▶ **Task to complete**
Go through the records and extract every line with the word "this".

▶ **Raw records**
* BEGIN *

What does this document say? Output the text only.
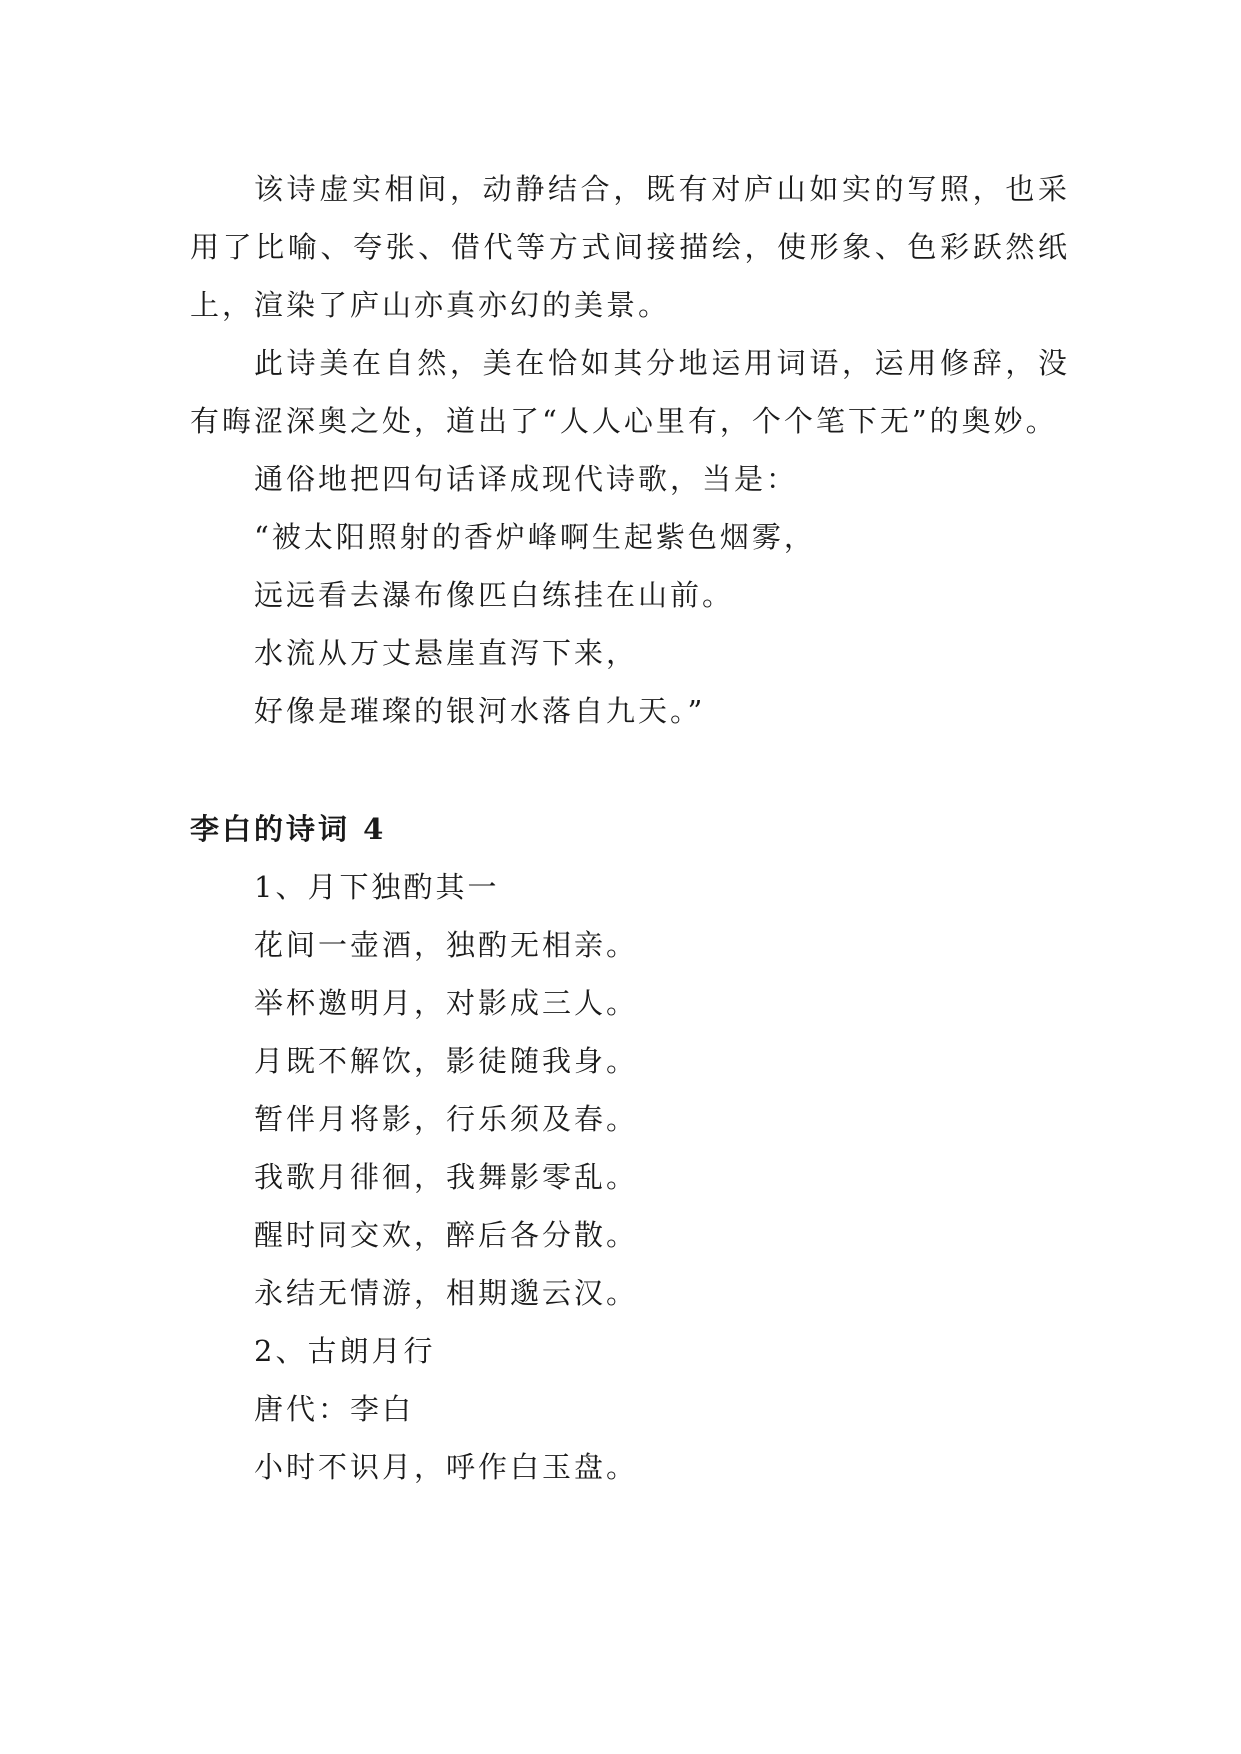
该诗虚实相间，动静结合，既有对庐山如实的写照，也采用了比喻、夸张、借代等方式间接描绘，使形象、色彩跃然纸上，渲染了庐山亦真亦幻的美景。

此诗美在自然，美在恰如其分地运用词语，运用修辞，没有晦涩深奥之处，道出了“人人心里有，个个笔下无”的奥妙。

通俗地把四句话译成现代诗歌，当是：

“被太阳照射的香炉峰啊生起紫色烟雾，

远远看去瀑布像匹白练挂在山前。

水流从万丈悬崖直泻下来，

好像是璀璨的银河水落自九天。”

李白的诗词 4

1、月下独酌其一

花间一壶酒，独酌无相亲。

举杯邀明月，对影成三人。

月既不解饮，影徒随我身。

暂伴月将影，行乐须及春。

我歌月徘徊，我舞影零乱。

醒时同交欢，醉后各分散。

永结无情游，相期邈云汉。

2、古朗月行

唐代：李白

小时不识月，呼作白玉盘。
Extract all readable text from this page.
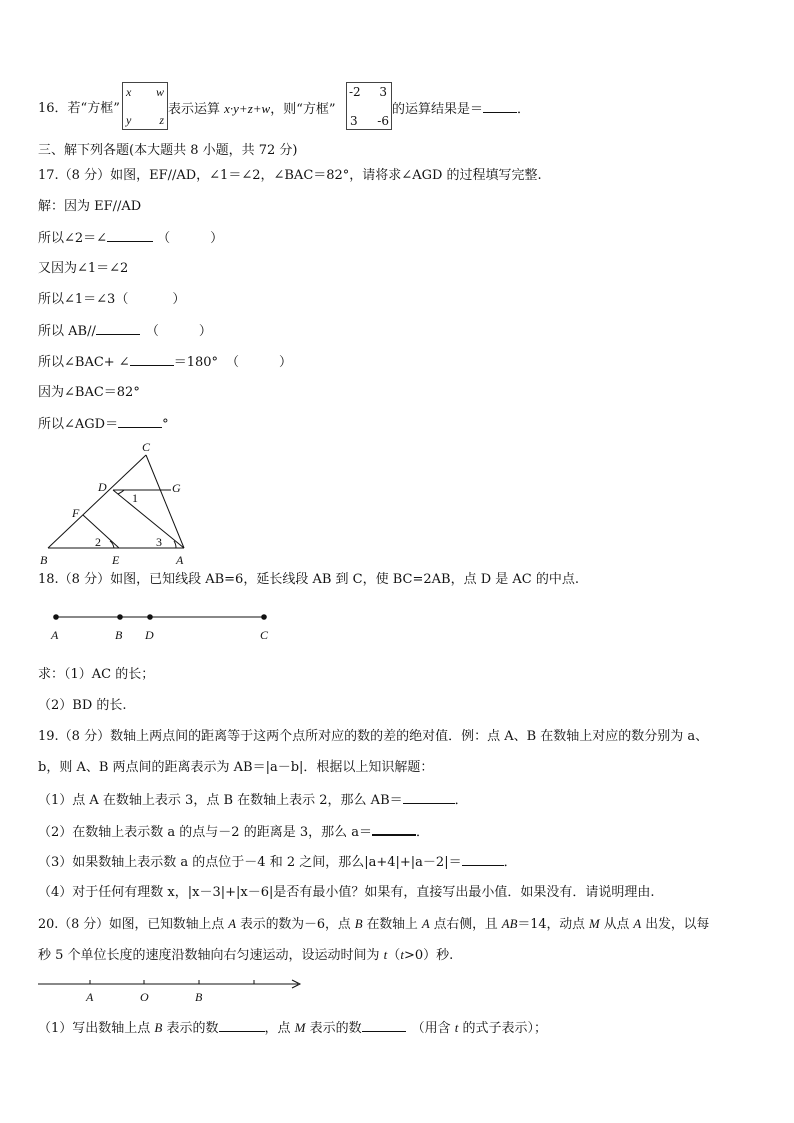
16．若“方框”
x w
y z
表示运算 x·y+z+w，则“方框”
-2 3
3 -6
的运算结果是＝	．
三、解下列各题(本大题共 8 小题，共 72 分)
17.（8 分）如图，EF//AD，∠1＝∠2，∠BAC＝82°，请将求∠AGD 的过程填写完整.
解：因为 EF//AD
所以∠2＝∠	（	）
又因为∠1＝∠2
所以∠1＝∠3（	）
所以 AB//	（	）
所以∠BAC+ ∠	＝180° （	）
因为∠BAC＝82°
所以∠AGD＝	°
C
D	G
F
B	E	A
1
2	3
18.（8 分）如图，已知线段 AB=6，延长线段 AB 到 C，使 BC=2AB，点 D 是 AC 的中点.
A	B D	C
求：（1）AC 的长；
（2）BD 的长.
19.（8 分）数轴上两点间的距离等于这两个点所对应的数的差的绝对值．例：点 A、B 在数轴上对应的数分别为 a、
b，则 A、B 两点间的距离表示为 AB＝|a－b|．根据以上知识解题：
（1）点 A 在数轴上表示 3，点 B 在数轴上表示 2，那么 AB＝	．
（2）在数轴上表示数 a 的点与－2 的距离是 3，那么 a＝	．
（3）如果数轴上表示数 a 的点位于－4 和 2 之间，那么|a+4|+|a－2|＝	．
（4）对于任何有理数 x，|x－3|+|x－6|是否有最小值？如果有，直接写出最小值．如果没有．请说明理由.
20.（8 分）如图，已知数轴上点 A 表示的数为－6，点 B 在数轴上 A 点右侧，且 AB＝14，动点 M 从点 A 出发，以每
秒 5 个单位长度的速度沿数轴向右匀速运动，设运动时间为 t（t>0）秒.
A	O	B
（1）写出数轴上点 B 表示的数	，点 M 表示的数	（用含 t 的式子表示）；
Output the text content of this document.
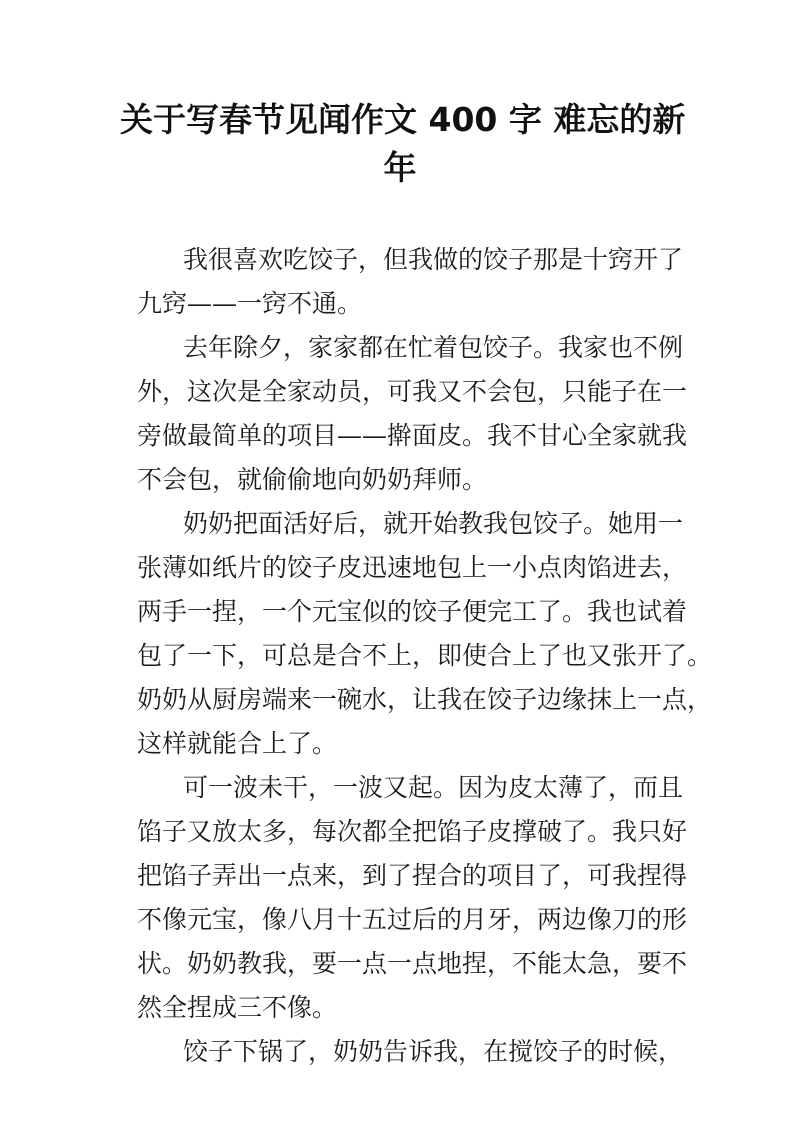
关于写春节见闻作文 400 字 难忘的新
年

我很喜欢吃饺子，但我做的饺子那是十窍开了
九窍——一窍不通。

去年除夕，家家都在忙着包饺子。我家也不例
外，这次是全家动员，可我又不会包，只能子在一
旁做最简单的项目——擀面皮。我不甘心全家就我
不会包，就偷偷地向奶奶拜师。

奶奶把面活好后，就开始教我包饺子。她用一
张薄如纸片的饺子皮迅速地包上一小点肉馅进去，
两手一捏，一个元宝似的饺子便完工了。我也试着
包了一下，可总是合不上，即使合上了也又张开了。
奶奶从厨房端来一碗水，让我在饺子边缘抹上一点，
这样就能合上了。

可一波未干，一波又起。因为皮太薄了，而且
馅子又放太多，每次都全把馅子皮撑破了。我只好
把馅子弄出一点来，到了捏合的项目了，可我捏得
不像元宝，像八月十五过后的月牙，两边像刀的形
状。奶奶教我，要一点一点地捏，不能太急，要不
然全捏成三不像。

饺子下锅了，奶奶告诉我，在搅饺子的时候，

* END *

▶ **Exercise solution**
What does this document say? Output the text only.
Extract all readable text from this page.
Output the text content of this document.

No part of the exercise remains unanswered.